(Collected data)
◆ ◆ ◆

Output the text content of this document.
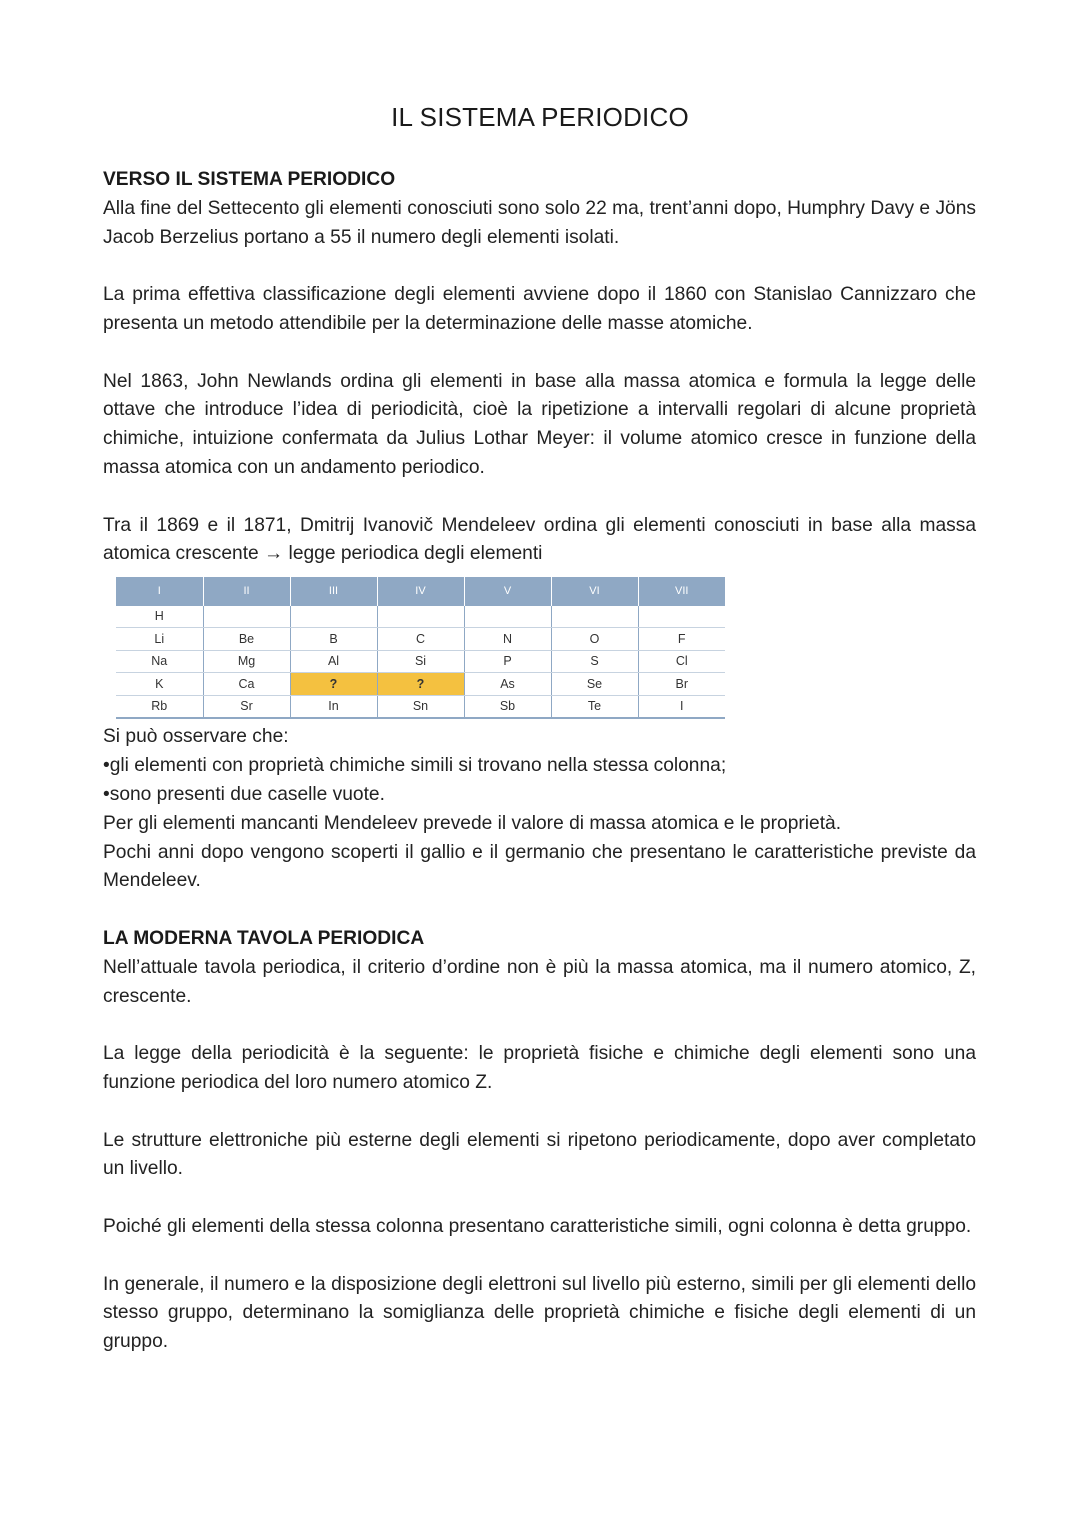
IL SISTEMA PERIODICO
VERSO IL SISTEMA PERIODICO

Alla fine del Settecento gli elementi conosciuti sono solo 22 ma, trent’anni dopo, Humphry Davy e Jöns Jacob Berzelius portano a 55 il numero degli elementi isolati.

La prima effettiva classificazione degli elementi avviene dopo il 1860 con Stanislao Cannizzaro che presenta un metodo attendibile per la determinazione delle masse atomiche.

Nel 1863, John Newlands ordina gli elementi in base alla massa atomica e formula la legge delle ottave che introduce l’idea di periodicità, cioè la ripetizione a intervalli regolari di alcune proprietà chimiche, intuizione confermata da Julius Lothar Meyer: il volume atomico cresce in funzione della massa atomica con un andamento periodico.

Tra il 1869 e il 1871, Dmitrij Ivanovič Mendeleev ordina gli elementi conosciuti in base alla massa atomica crescente → legge periodica degli elementi

I	II	III	IV	V	VI	VII
H						
Li	Be	B	C	N	O	F
Na	Mg	Al	Si	P	S	Cl
K	Ca	?	?	As	Se	Br
Rb	Sr	In	Sn	Sb	Te	I

Si può osservare che:

• gli elementi con proprietà chimiche simili si trovano nella stessa colonna;

• sono presenti due caselle vuote.

Per gli elementi mancanti Mendeleev prevede il valore di massa atomica e le proprietà.

Pochi anni dopo vengono scoperti il gallio e il germanio che presentano le caratteristiche previste da Mendeleev.

LA MODERNA TAVOLA PERIODICA

Nell’attuale tavola periodica, il criterio d’ordine non è più la massa atomica, ma il numero atomico, Z, crescente.

La legge della periodicità è la seguente: le proprietà fisiche e chimiche degli elementi sono una funzione periodica del loro numero atomico Z.

Le strutture elettroniche più esterne degli elementi si ripetono periodicamente, dopo aver completato un livello.

Poiché gli elementi della stessa colonna presentano caratteristiche simili, ogni colonna è detta gruppo.

In generale, il numero e la disposizione degli elettroni sul livello più esterno, simili per gli elementi dello stesso gruppo, determinano la somiglianza delle proprietà chimiche e fisiche degli elementi di un gruppo.
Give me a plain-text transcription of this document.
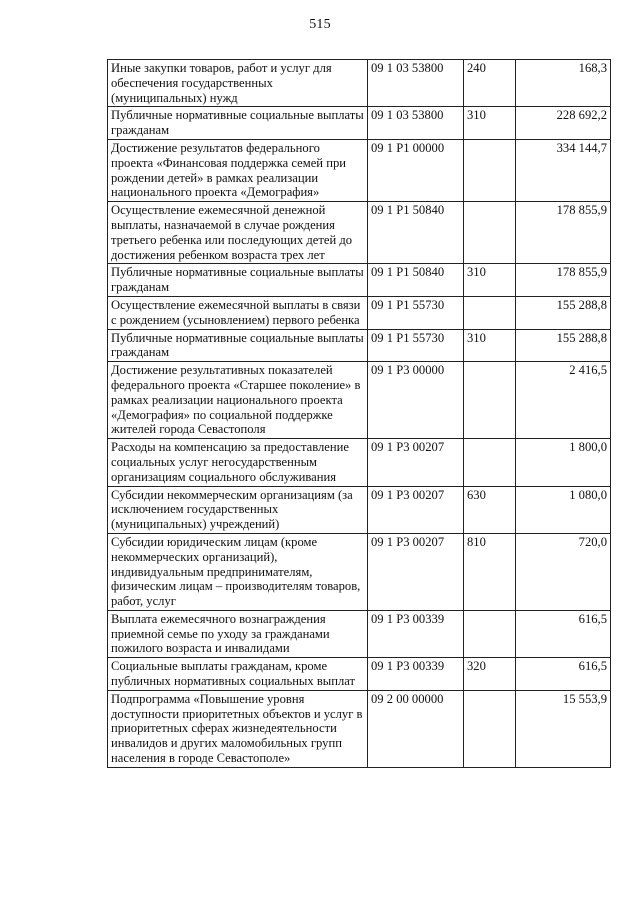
515
Иные закупки товаров, работ и услуг для обеспечения государственных (муниципальных) нужд	09 1 03 53800	240	168,3
Публичные нормативные социальные выплаты гражданам	09 1 03 53800	310	228 692,2
Достижение результатов федерального проекта «Финансовая поддержка семей при рождении детей» в рамках реализации национального проекта «Демография»	09 1 P1 00000		334 144,7
Осуществление ежемесячной денежной выплаты, назначаемой в случае рождения третьего ребенка или последующих детей до достижения ребенком возраста трех лет	09 1 P1 50840		178 855,9
Публичные нормативные социальные выплаты гражданам	09 1 P1 50840	310	178 855,9
Осуществление ежемесячной выплаты в связи с рождением (усыновлением) первого ребенка	09 1 P1 55730		155 288,8
Публичные нормативные социальные выплаты гражданам	09 1 P1 55730	310	155 288,8
Достижение результативных показателей федерального проекта «Старшее поколение» в рамках реализации национального проекта «Демография» по социальной поддержке жителей города Севастополя	09 1 P3 00000		2 416,5
Расходы на компенсацию за предоставление социальных услуг негосударственным организациям социального обслуживания	09 1 P3 00207		1 800,0
Субсидии некоммерческим организациям (за исключением государственных (муниципальных) учреждений)	09 1 P3 00207	630	1 080,0
Субсидии юридическим лицам (кроме некоммерческих организаций), индивидуальным предпринимателям, физическим лицам – производителям товаров, работ, услуг	09 1 P3 00207	810	720,0
Выплата ежемесячного вознаграждения приемной семье по уходу за гражданами пожилого возраста и инвалидами	09 1 P3 00339		616,5
Социальные выплаты гражданам, кроме публичных нормативных социальных выплат	09 1 P3 00339	320	616,5
Подпрограмма «Повышение уровня доступности приоритетных объектов и услуг в приоритетных сферах жизнедеятельности инвалидов и других маломобильных групп населения в городе Севастополе»	09 2 00 00000		15 553,9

◆ ◆ ◆

CHALLENGE: Could you reproduce every record above exactly, leaving out the pictures?

FULL RESPONSE:
Output the text content of this document.
IL SISTEMA PERIODICO
VERSO IL SISTEMA PERIODICO

Alla fine del Settecento gli elementi conosciuti sono solo 22 ma, trent’anni dopo, Humphry Davy e Jöns Jacob Berzelius portano a 55 il numero degli elementi isolati.

La prima effettiva classificazione degli elementi avviene dopo il 1860 con Stanislao Cannizzaro che presenta un metodo attendibile per la determinazione delle masse atomiche.

Nel 1863, John Newlands ordina gli elementi in base alla massa atomica e formula la legge delle ottave che introduce l’idea di periodicità, cioè la ripetizione a intervalli regolari di alcune proprietà chimiche, intuizione confermata da Julius Lothar Meyer: il volume atomico cresce in funzione della massa atomica con un andamento periodico.

Tra il 1869 e il 1871, Dmitrij Ivanovič Mendeleev ordina gli elementi conosciuti in base alla massa atomica crescente → legge periodica degli elementi

I	II	III	IV	V	VI	VII
H						
Li	Be	B	C	N	O	F
Na	Mg	Al	Si	P	S	Cl
K	Ca	?	?	As	Se	Br
Rb	Sr	In	Sn	Sb	Te	I

Si può osservare che:

• gli elementi con proprietà chimiche simili si trovano nella stessa colonna;

• sono presenti due caselle vuote.

Per gli elementi mancanti Mendeleev prevede il valore di massa atomica e le proprietà.

Pochi anni dopo vengono scoperti il gallio e il germanio che presentano le caratteristiche previste da Mendeleev.

LA MODERNA TAVOLA PERIODICA

Nell’attuale tavola periodica, il criterio d’ordine non è più la massa atomica, ma il numero atomico, Z, crescente.

La legge della periodicità è la seguente: le proprietà fisiche e chimiche degli elementi sono una funzione periodica del loro numero atomico Z.

Le strutture elettroniche più esterne degli elementi si ripetono periodicamente, dopo aver completato un livello.

Poiché gli elementi della stessa colonna presentano caratteristiche simili, ogni colonna è detta gruppo.

In generale, il numero e la disposizione degli elettroni sul livello più esterno, simili per gli elementi dello stesso gruppo, determinano la somiglianza delle proprietà chimiche e fisiche degli elementi di un gruppo.
Give me a plain-text transcription of this document.
515
Иные закупки товаров, работ и услуг для обеспечения государственных (муниципальных) нужд	09 1 03 53800	240	168,3
Публичные нормативные социальные выплаты гражданам	09 1 03 53800	310	228 692,2
Достижение результатов федерального проекта «Финансовая поддержка семей при рождении детей» в рамках реализации национального проекта «Демография»	09 1 P1 00000		334 144,7
Осуществление ежемесячной денежной выплаты, назначаемой в случае рождения третьего ребенка или последующих детей до достижения ребенком возраста трех лет	09 1 P1 50840		178 855,9
Публичные нормативные социальные выплаты гражданам	09 1 P1 50840	310	178 855,9
Осуществление ежемесячной выплаты в связи с рождением (усыновлением) первого ребенка	09 1 P1 55730		155 288,8
Публичные нормативные социальные выплаты гражданам	09 1 P1 55730	310	155 288,8
Достижение результативных показателей федерального проекта «Старшее поколение» в рамках реализации национального проекта «Демография» по социальной поддержке жителей города Севастополя	09 1 P3 00000		2 416,5
Расходы на компенсацию за предоставление социальных услуг негосударственным организациям социального обслуживания	09 1 P3 00207		1 800,0
Субсидии некоммерческим организациям (за исключением государственных (муниципальных) учреждений)	09 1 P3 00207	630	1 080,0
Субсидии юридическим лицам (кроме некоммерческих организаций), индивидуальным предпринимателям, физическим лицам – производителям товаров, работ, услуг	09 1 P3 00207	810	720,0
Выплата ежемесячного вознаграждения приемной семье по уходу за гражданами пожилого возраста и инвалидами	09 1 P3 00339		616,5
Социальные выплаты гражданам, кроме публичных нормативных социальных выплат	09 1 P3 00339	320	616,5
Подпрограмма «Повышение уровня доступности приоритетных объектов и услуг в приоритетных сферах жизнедеятельности инвалидов и других маломобильных групп населения в городе Севастополе»	09 2 00 00000		15 553,9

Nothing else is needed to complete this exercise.